## start GIVEN ENTRIES

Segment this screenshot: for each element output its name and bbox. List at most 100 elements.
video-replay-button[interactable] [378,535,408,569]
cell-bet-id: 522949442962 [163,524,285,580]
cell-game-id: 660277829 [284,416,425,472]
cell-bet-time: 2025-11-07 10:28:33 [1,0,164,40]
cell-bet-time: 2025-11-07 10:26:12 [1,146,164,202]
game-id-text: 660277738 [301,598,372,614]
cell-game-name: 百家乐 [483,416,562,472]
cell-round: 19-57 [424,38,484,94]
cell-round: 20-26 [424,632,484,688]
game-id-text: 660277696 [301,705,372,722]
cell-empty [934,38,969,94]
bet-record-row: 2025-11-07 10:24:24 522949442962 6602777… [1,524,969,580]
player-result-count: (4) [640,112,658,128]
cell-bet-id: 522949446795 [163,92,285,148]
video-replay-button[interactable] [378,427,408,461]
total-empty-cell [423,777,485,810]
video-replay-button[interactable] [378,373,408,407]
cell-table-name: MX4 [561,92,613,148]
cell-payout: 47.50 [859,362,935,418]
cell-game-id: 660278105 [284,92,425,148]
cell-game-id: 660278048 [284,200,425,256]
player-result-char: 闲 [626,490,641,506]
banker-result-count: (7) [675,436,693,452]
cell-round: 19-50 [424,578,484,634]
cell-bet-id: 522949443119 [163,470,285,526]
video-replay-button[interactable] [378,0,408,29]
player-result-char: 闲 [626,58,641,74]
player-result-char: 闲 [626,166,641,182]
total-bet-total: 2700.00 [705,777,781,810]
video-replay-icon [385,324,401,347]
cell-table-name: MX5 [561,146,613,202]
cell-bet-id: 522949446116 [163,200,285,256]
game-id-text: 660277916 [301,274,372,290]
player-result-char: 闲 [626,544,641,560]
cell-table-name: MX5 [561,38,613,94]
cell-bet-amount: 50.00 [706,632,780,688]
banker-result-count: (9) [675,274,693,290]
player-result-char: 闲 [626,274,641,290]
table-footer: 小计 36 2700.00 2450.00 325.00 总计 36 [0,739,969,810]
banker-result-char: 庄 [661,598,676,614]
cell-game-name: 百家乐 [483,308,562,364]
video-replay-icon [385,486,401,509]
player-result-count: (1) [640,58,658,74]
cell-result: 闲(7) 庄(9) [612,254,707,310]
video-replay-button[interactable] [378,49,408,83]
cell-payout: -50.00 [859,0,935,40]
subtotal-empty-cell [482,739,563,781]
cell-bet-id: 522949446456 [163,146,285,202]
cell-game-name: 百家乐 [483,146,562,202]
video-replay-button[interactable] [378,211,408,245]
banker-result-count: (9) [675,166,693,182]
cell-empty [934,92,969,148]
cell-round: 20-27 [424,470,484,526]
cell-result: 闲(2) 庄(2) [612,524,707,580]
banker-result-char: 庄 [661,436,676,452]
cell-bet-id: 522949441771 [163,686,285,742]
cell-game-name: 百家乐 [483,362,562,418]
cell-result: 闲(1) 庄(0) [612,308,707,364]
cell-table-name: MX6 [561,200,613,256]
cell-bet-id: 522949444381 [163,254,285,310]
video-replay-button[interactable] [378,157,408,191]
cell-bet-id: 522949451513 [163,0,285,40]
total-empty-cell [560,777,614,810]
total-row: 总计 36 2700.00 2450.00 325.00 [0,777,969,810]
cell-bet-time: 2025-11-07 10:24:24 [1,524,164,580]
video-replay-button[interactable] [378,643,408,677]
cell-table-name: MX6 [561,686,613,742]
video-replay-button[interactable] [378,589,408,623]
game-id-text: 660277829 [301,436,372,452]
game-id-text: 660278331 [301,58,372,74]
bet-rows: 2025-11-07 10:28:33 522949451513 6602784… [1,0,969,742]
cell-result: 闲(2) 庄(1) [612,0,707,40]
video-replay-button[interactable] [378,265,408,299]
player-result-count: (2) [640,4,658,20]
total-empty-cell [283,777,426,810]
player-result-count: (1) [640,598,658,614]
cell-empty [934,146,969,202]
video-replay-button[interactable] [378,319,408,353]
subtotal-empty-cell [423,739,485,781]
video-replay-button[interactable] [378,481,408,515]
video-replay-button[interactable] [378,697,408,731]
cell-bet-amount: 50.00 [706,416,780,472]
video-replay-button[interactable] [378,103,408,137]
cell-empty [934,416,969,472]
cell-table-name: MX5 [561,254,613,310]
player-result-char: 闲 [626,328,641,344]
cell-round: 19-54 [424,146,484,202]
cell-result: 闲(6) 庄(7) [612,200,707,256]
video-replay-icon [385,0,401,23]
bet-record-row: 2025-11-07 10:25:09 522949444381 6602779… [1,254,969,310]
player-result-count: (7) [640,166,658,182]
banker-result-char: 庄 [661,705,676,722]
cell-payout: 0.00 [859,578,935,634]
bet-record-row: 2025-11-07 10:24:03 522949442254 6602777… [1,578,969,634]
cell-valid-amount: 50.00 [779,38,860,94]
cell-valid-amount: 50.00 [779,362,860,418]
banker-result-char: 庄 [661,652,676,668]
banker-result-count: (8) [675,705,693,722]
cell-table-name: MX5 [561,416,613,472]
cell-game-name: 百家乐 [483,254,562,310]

## end GIVEN ENTRIES

* **EXERCISE OBJECTIVE**
Pull out every line above that contains the string "text".

* **RESULT OF THE TASK**
game-id-text: 660277738 [301,598,372,614]
game-id-text: 660277696 [301,705,372,722]
game-id-text: 660277916 [301,274,372,290]
game-id-text: 660277829 [301,436,372,452]
game-id-text: 660278331 [301,58,372,74]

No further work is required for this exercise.